#### The exercise:
Reproduce verbatim the stretch of lines from the line containing "salvadoran-point [495,288,514,307]" through the line containing "yemen-point [212,298,231,317]", including both of those lines.
+ + + +
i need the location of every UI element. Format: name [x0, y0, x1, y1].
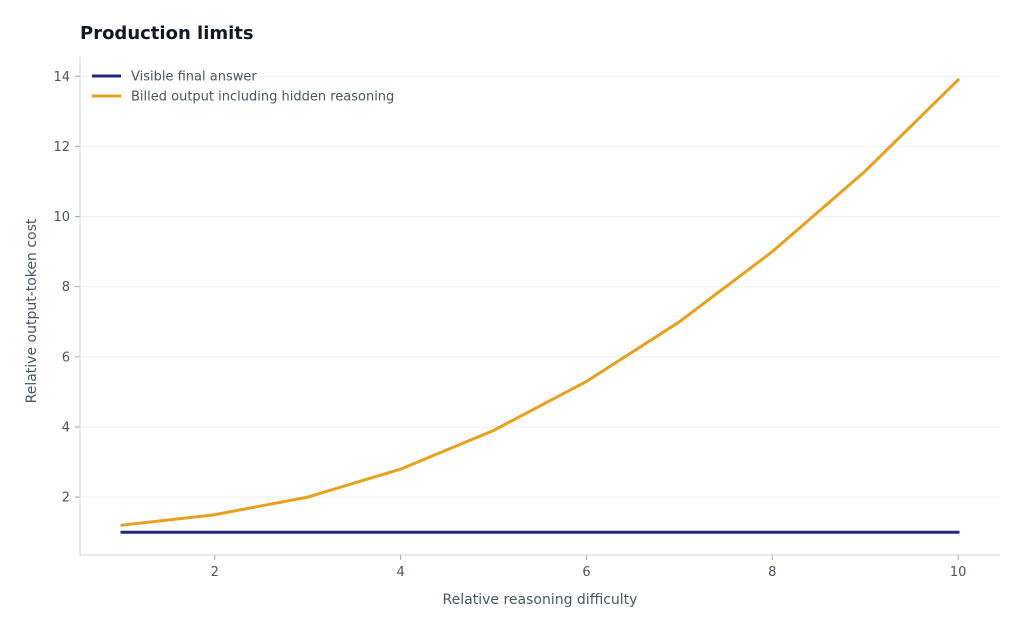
y-tick-label: 8: [62, 280, 70, 295]
legend: Visible final answer Billed output includ…: [92, 70, 394, 105]
legend-label-0: Visible final answer: [131, 70, 257, 85]
y-tick-label: 10: [53, 210, 70, 225]
series-lines: [120, 78, 960, 534]
y-tick-label: 4: [62, 420, 70, 435]
x-tick-label: 8: [768, 565, 776, 580]
series-line-1: [120, 78, 960, 527]
legend-label-1: Billed output including hidden reasoning: [131, 90, 394, 105]
axes: 2 4 6 8 10 12 14 2 4 6 8 10: [53, 57, 1000, 580]
y-axis-label: Relative output-token cost: [24, 218, 40, 403]
chart-title: Production limits: [80, 23, 254, 44]
grid: [80, 75, 1000, 498]
x-tick-label: 4: [396, 565, 404, 580]
x-axis-label: Relative reasoning difficulty: [443, 592, 638, 608]
x-tick-label: 6: [582, 565, 590, 580]
y-tick-label: 12: [53, 140, 70, 155]
y-tick-label: 6: [62, 350, 70, 365]
y-tick-label: 14: [53, 70, 70, 85]
x-tick-label: 10: [950, 565, 967, 580]
x-tick-label: 2: [211, 565, 219, 580]
y-tick-label: 2: [62, 491, 70, 506]
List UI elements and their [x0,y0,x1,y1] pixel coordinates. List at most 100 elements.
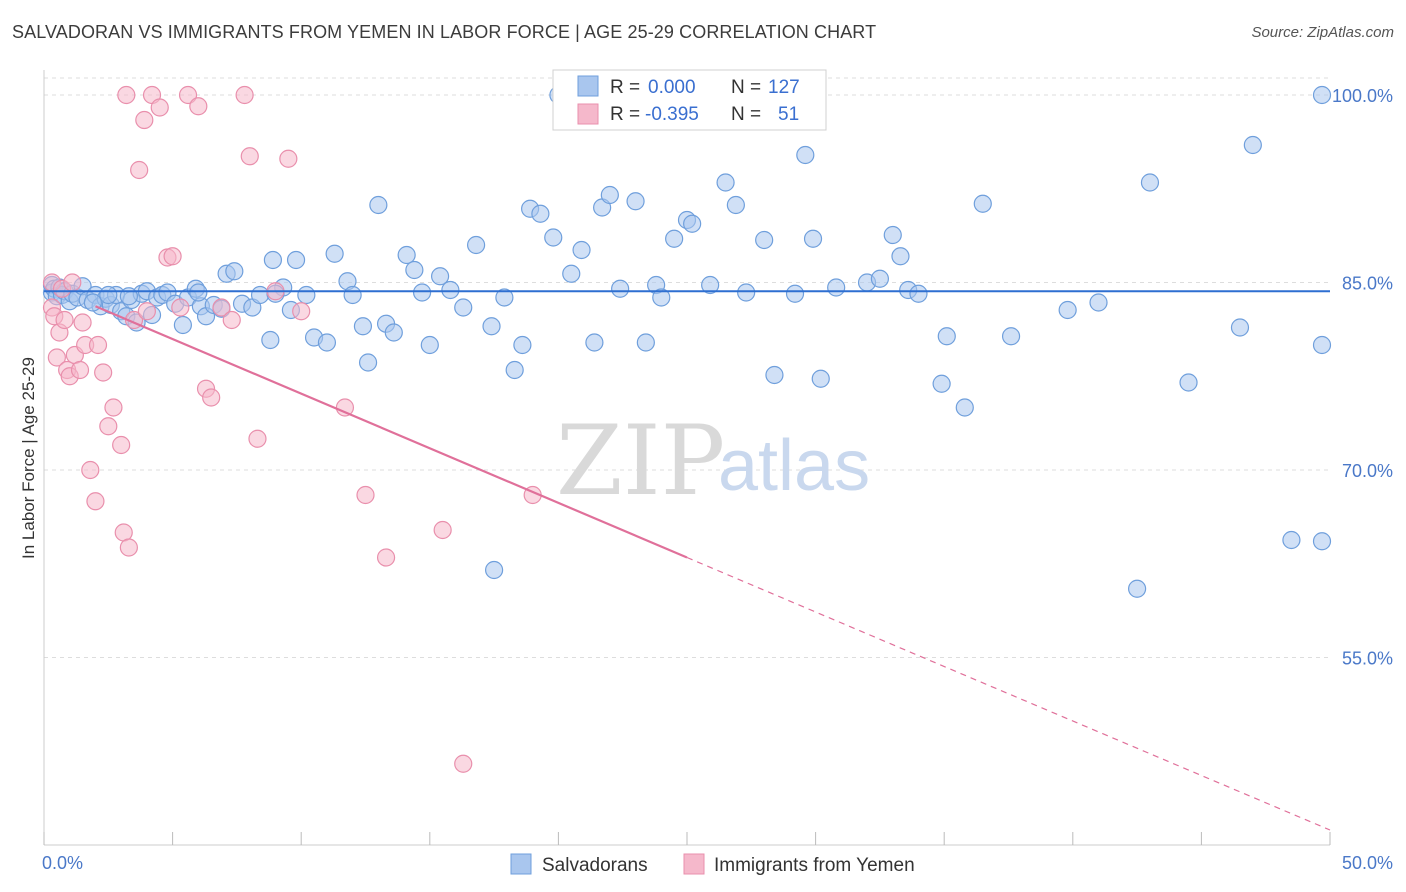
salvadoran-point [495,288,514,307]
salvadoran-point [755,230,774,250]
salvadoran-point [317,333,337,352]
legend-r-label-1: R = [610,77,640,98]
salvadoran-point [652,288,671,307]
salvadoran-point [765,365,784,385]
bottom-legend-label-salvadorans: Salvadorans [542,855,648,876]
yemen-point [63,273,82,292]
salvadoran-point [544,228,563,247]
salvadoran-point [785,284,805,303]
yemen-point [81,460,100,480]
yemen-point [130,160,149,180]
salvadoran-point [1140,173,1160,192]
yemen-point [70,360,90,380]
yemen-point [279,149,298,168]
yemen-point [376,548,396,567]
legend-n-label-2: N = [731,104,761,125]
yemen-point [86,492,105,511]
salvadoran-point [441,280,460,300]
salvadoran-point [173,315,192,335]
salvadoran-point [1312,85,1332,105]
yemen-point [212,298,231,317]
watermark-zip: ZIP [556,405,725,517]
salvadoran-point [932,374,951,393]
salvadoran-point [572,240,591,260]
bottom-legend-swatch-salvadorans [510,853,532,875]
salvadoran-point [1089,293,1108,312]
y-tick-label: 100.0% [1332,86,1393,106]
salvadoran-point [1282,530,1301,550]
x-tick-label: 0.0% [42,853,83,873]
points-layer [42,85,1332,773]
salvadoran-point [412,283,432,302]
salvadoran-point [405,260,424,280]
salvadoran-point [937,327,956,346]
yemen-point [88,335,108,355]
yemen-point [104,398,123,417]
axis-layer [43,70,1331,846]
bottom-legend-label-yemen: Immigrants from Yemen [714,855,915,876]
salvadoran-point [297,285,316,305]
legend-swatch-salvadorans [577,75,599,97]
yemen-point [189,97,208,116]
salvadoran-point [600,185,619,205]
y-axis-title: In Labor Force | Age 25-29 [19,357,38,559]
salvadoran-point [683,214,702,233]
salvadoran-point [397,245,416,265]
salvadoran-point [99,285,118,305]
salvadoran-point [343,285,362,305]
watermark: ZIP atlas [556,405,870,517]
salvadoran-point [369,195,388,215]
yemen-point [117,85,136,105]
y-tick-label: 55.0% [1342,649,1393,669]
trend-layer [44,290,1331,831]
legend-n-label-1: N = [731,77,761,98]
legend-n-value-2: 51 [778,104,799,125]
salvadoran-point [454,298,473,317]
salvadoran-point [513,335,532,355]
bottom-legend: Salvadorans Immigrants from Yemen [510,853,915,876]
yemen-point [135,110,154,130]
salvadoran-point [811,369,830,388]
yemen-point [163,247,182,266]
salvadoran-point [1312,335,1332,355]
salvadoran-point [505,360,524,380]
stats-legend: R = 0.000 N = 127 R = -0.395 N = 51 [552,69,827,131]
yemen-point [150,98,169,117]
yemen-point [202,388,221,407]
tick-labels: 55.0% 70.0% 85.0% 100.0% 0.0% 50.0% [42,86,1393,873]
x-tick-label: 50.0% [1342,853,1393,873]
salvadoran-point [891,247,910,266]
salvadoran-point [973,194,992,213]
yemen-point [47,348,66,367]
salvadoran-point [325,244,344,263]
salvadoran-point [250,285,270,305]
salvadoran-point [384,323,403,342]
salvadoran-point [353,317,373,336]
yemen-point [171,298,190,317]
bottom-legend-swatch-yemen [683,853,705,875]
yemen-trend-line [95,305,688,559]
salvadoran-point [1312,532,1332,551]
yemen-point [248,429,267,448]
salvadoran-point [189,283,208,302]
yemen-point [178,85,198,105]
yemen-point [454,754,473,773]
yemen-point [292,302,311,321]
yemen-point [119,538,138,557]
salvadoran-point [636,333,655,352]
salvadoran-point [420,335,439,355]
grid-layer [44,77,1330,658]
salvadoran-point [803,229,823,248]
salvadoran-point [1127,579,1147,598]
yemen-point [240,147,259,166]
salvadoran-point [701,275,720,295]
salvadoran-point [955,398,974,417]
salvadoran-point [430,267,450,286]
y-tick-label: 85.0% [1342,274,1393,294]
y-tick-label: 70.0% [1342,461,1393,481]
legend-r-value-2: -0.395 [645,104,699,125]
yemen-point [99,417,118,436]
salvadoran-point [286,250,306,270]
yemen-point [55,310,74,330]
legend-r-value-1: 0.000 [648,77,696,98]
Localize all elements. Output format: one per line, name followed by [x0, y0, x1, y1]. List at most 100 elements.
+ + + +
#### Solution to this exercise:
salvadoran-point [495,288,514,307]
salvadoran-point [755,230,774,250]
salvadoran-point [317,333,337,352]
legend-r-label-1: R = [610,77,640,98]
salvadoran-point [652,288,671,307]
salvadoran-point [765,365,784,385]
bottom-legend-label-salvadorans: Salvadorans [542,855,648,876]
yemen-point [63,273,82,292]
salvadoran-point [544,228,563,247]
salvadoran-point [785,284,805,303]
yemen-point [81,460,100,480]
yemen-point [130,160,149,180]
salvadoran-point [1140,173,1160,192]
yemen-point [70,360,90,380]
yemen-point [279,149,298,168]
yemen-point [376,548,396,567]
legend-n-label-2: N = [731,104,761,125]
yemen-point [86,492,105,511]
salvadoran-point [441,280,460,300]
salvadoran-point [173,315,192,335]
salvadoran-point [1312,85,1332,105]
yemen-point [212,298,231,317]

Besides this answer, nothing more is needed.